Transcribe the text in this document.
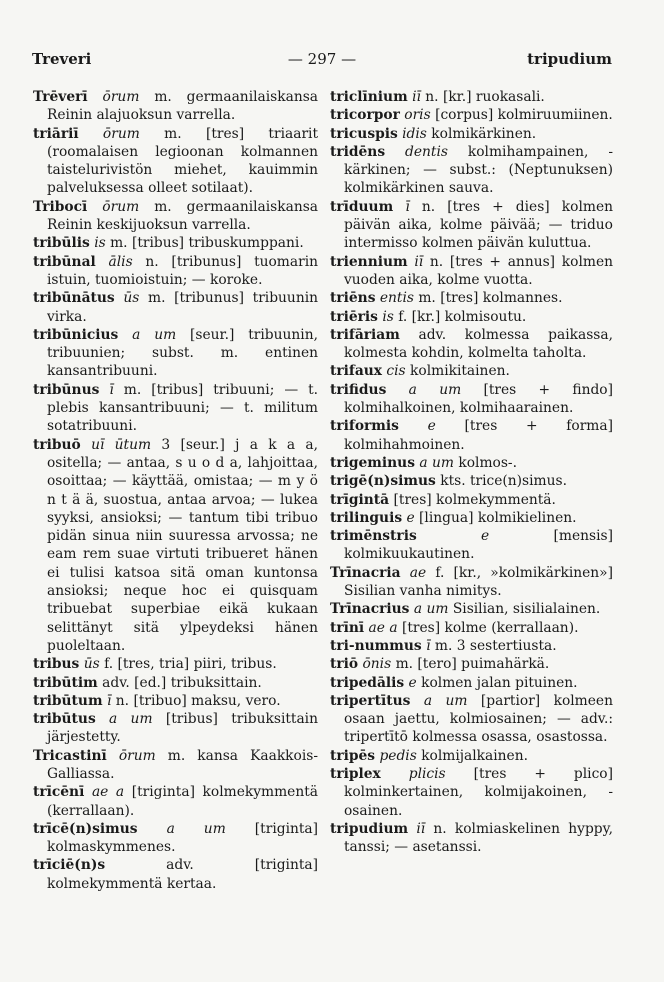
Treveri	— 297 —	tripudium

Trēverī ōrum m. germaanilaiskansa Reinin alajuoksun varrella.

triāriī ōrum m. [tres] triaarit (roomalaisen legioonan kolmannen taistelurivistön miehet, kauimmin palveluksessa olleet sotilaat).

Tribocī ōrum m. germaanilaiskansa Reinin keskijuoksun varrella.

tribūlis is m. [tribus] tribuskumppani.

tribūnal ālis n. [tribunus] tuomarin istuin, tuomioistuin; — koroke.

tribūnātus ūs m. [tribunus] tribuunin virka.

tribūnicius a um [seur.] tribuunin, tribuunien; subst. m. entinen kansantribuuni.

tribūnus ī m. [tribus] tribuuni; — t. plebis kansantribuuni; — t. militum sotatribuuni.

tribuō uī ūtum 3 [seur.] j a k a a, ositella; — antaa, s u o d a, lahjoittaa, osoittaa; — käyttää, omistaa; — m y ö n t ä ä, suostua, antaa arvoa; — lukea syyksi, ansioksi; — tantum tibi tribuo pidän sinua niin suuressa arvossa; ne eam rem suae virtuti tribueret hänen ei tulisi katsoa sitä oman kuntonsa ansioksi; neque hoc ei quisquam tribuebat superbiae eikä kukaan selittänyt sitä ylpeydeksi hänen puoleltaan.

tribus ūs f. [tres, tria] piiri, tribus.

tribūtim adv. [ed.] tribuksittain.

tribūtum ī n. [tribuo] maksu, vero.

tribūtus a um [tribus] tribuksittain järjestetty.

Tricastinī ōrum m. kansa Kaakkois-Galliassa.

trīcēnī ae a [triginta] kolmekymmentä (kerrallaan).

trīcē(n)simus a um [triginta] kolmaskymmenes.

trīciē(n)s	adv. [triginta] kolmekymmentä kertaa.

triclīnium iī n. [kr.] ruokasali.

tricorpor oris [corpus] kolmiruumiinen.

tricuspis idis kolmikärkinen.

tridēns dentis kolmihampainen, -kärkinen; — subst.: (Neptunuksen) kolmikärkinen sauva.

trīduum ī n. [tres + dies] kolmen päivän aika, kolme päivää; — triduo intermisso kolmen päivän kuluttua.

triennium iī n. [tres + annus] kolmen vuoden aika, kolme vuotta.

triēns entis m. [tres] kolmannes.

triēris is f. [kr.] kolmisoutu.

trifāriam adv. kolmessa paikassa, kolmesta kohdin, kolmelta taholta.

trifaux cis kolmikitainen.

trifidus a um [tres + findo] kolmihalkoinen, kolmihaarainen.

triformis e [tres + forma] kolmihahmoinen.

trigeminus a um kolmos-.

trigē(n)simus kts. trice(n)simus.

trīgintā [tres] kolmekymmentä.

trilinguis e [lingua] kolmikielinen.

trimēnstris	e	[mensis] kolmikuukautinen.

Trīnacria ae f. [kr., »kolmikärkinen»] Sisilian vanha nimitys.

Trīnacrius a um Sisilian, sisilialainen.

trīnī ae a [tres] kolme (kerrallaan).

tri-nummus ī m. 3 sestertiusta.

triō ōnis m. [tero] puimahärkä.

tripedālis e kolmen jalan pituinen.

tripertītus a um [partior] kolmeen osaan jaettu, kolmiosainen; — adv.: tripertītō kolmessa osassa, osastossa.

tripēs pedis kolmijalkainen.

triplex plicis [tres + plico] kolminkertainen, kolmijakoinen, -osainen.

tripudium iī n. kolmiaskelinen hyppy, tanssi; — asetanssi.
+---+
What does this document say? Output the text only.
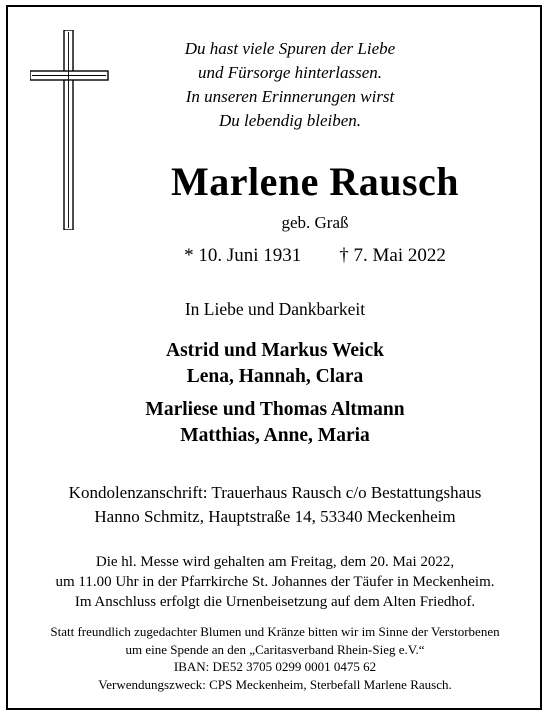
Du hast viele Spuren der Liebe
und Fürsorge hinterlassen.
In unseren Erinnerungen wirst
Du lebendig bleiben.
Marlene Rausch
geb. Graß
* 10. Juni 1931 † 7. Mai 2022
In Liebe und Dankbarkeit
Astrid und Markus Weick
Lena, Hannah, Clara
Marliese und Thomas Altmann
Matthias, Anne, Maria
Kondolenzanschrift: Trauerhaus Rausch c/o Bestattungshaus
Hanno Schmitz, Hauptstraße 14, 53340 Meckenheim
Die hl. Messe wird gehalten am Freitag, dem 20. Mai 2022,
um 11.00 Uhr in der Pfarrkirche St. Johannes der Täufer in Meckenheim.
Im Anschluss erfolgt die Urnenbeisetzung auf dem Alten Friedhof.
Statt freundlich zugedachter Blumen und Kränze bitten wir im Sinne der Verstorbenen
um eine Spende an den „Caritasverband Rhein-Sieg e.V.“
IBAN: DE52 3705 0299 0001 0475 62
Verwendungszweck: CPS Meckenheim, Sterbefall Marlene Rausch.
+---+
◆ Written task ◆
Pull every line containing "tres" from the material above.

◆ Output of the exercise ◆
triāriī ōrum m. [tres] triaarit (roomalaisen legioonan kolmannen taistelurivistön miehet, kauimmin palveluksessa olleet sotilaat).
tribus ūs f. [tres, tria] piiri, tribus.
trīduum ī n. [tres + dies] kolmen päivän aika, kolme päivää; — triduo intermisso kolmen päivän kuluttua.
triennium iī n. [tres + annus] kolmen vuoden aika, kolme vuotta.
triēns entis m. [tres] kolmannes.
trifidus a um [tres + findo] kolmihalkoinen, kolmihaarainen.
triformis e [tres + forma] kolmihahmoinen.
trīgintā [tres] kolmekymmentä.
trīnī ae a [tres] kolme (kerrallaan).
triplex plicis [tres + plico] kolminkertainen, kolmijakoinen, -osainen.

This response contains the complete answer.